* WHAT YOU HAVE TO DO *
Please swap "Itemize" for "List" in everything from the start of the rows down to the line containing "raw-data-line-2: AB,A,O,B,A [81,247,217,277]", and give those lines back with nothing else altered.

* DATA TO PROCESS *
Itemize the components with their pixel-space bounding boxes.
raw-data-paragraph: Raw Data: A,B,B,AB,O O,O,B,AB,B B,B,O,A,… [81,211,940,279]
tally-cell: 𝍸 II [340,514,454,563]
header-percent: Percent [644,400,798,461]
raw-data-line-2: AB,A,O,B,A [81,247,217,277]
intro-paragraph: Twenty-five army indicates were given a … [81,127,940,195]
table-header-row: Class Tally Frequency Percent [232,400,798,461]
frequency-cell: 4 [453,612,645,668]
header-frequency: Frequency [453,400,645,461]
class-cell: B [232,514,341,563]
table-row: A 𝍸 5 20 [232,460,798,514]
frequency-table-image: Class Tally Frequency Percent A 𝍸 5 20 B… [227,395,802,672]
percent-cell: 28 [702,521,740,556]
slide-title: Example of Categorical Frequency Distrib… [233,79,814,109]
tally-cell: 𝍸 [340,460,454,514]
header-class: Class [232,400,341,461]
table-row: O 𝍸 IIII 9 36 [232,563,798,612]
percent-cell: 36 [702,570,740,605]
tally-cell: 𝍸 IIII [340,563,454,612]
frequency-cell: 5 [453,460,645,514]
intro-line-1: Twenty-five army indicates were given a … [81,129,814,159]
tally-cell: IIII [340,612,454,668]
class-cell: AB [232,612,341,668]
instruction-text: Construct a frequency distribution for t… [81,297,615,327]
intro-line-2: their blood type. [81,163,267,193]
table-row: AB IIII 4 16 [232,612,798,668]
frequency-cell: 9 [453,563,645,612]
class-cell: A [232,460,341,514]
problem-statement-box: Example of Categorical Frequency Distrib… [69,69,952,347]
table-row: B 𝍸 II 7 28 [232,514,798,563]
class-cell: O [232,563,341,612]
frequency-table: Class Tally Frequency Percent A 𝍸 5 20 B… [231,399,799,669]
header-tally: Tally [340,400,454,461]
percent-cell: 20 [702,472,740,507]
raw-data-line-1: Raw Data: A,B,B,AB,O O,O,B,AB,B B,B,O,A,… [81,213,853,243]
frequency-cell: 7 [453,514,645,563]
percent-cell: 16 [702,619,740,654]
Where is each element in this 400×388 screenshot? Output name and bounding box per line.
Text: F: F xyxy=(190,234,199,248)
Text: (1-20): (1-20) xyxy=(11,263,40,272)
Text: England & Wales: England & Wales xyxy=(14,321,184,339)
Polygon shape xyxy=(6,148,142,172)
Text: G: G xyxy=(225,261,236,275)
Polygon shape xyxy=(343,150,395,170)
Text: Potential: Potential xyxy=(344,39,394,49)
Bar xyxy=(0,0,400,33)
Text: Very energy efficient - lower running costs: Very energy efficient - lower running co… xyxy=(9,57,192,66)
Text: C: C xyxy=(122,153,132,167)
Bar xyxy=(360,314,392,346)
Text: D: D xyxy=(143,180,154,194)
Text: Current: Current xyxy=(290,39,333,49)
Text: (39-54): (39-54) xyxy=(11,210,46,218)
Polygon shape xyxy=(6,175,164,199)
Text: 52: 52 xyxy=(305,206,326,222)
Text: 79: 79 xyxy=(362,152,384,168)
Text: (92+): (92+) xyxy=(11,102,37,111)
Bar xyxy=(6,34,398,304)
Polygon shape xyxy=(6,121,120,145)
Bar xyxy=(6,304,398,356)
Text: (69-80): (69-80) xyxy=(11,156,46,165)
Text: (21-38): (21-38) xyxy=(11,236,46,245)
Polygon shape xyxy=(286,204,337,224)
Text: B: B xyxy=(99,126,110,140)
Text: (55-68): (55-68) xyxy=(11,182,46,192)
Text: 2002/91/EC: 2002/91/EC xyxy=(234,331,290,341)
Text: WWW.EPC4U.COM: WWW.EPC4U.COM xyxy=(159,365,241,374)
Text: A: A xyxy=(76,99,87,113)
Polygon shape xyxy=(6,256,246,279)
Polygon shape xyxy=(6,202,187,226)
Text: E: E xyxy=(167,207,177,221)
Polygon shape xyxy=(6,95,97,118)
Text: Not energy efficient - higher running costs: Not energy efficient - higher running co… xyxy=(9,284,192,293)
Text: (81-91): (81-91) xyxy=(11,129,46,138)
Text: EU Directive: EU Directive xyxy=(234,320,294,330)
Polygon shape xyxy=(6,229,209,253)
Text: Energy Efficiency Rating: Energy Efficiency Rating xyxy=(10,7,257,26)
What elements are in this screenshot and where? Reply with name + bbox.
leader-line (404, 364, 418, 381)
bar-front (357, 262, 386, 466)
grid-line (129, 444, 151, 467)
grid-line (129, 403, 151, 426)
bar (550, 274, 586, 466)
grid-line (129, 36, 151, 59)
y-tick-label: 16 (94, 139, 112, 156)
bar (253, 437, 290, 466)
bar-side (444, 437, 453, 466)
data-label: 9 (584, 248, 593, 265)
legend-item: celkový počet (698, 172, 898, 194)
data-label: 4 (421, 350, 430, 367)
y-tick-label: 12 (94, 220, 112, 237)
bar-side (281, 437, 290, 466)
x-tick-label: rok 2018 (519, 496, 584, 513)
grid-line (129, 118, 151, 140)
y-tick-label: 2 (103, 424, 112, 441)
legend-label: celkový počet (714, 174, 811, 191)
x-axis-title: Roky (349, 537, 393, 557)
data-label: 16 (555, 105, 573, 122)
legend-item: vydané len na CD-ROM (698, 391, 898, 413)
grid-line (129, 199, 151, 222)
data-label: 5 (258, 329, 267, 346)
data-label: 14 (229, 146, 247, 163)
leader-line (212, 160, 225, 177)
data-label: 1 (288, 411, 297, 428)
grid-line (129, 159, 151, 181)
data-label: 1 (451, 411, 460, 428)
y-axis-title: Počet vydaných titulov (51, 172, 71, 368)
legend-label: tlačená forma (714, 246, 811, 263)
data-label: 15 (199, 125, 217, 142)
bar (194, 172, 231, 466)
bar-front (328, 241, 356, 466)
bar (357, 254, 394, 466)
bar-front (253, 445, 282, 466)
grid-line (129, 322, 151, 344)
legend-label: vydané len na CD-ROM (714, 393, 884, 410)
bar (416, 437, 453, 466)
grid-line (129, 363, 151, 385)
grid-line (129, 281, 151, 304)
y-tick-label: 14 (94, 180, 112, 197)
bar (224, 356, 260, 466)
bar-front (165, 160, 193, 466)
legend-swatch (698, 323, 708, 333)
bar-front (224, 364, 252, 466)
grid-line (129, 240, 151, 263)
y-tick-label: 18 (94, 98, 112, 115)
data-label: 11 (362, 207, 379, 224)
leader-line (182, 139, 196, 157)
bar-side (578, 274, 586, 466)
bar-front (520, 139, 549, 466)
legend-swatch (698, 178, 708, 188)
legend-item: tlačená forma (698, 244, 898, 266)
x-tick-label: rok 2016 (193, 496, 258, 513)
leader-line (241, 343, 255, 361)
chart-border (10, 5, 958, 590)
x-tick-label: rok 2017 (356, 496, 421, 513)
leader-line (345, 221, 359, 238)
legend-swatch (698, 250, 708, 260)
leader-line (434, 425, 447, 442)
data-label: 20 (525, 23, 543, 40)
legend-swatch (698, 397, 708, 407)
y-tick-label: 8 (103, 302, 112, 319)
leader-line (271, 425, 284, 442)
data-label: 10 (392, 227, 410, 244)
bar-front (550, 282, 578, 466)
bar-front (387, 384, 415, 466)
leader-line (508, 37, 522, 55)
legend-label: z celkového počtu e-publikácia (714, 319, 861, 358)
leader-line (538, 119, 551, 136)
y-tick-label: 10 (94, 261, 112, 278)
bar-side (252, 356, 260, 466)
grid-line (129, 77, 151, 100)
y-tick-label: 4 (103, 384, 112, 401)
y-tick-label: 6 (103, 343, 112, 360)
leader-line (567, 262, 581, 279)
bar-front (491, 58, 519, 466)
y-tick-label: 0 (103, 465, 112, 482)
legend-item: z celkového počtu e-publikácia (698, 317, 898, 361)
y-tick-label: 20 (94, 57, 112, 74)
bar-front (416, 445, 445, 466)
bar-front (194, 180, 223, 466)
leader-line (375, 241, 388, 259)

* THE REPLY *
List the components with their pixel-space bounding boxes.
raw-data-paragraph: Raw Data: A,B,B,AB,O O,O,B,AB,B B,B,O,A,… [81,211,940,279]
tally-cell: 𝍸 II [340,514,454,563]
header-percent: Percent [644,400,798,461]
raw-data-line-2: AB,A,O,B,A [81,247,217,277]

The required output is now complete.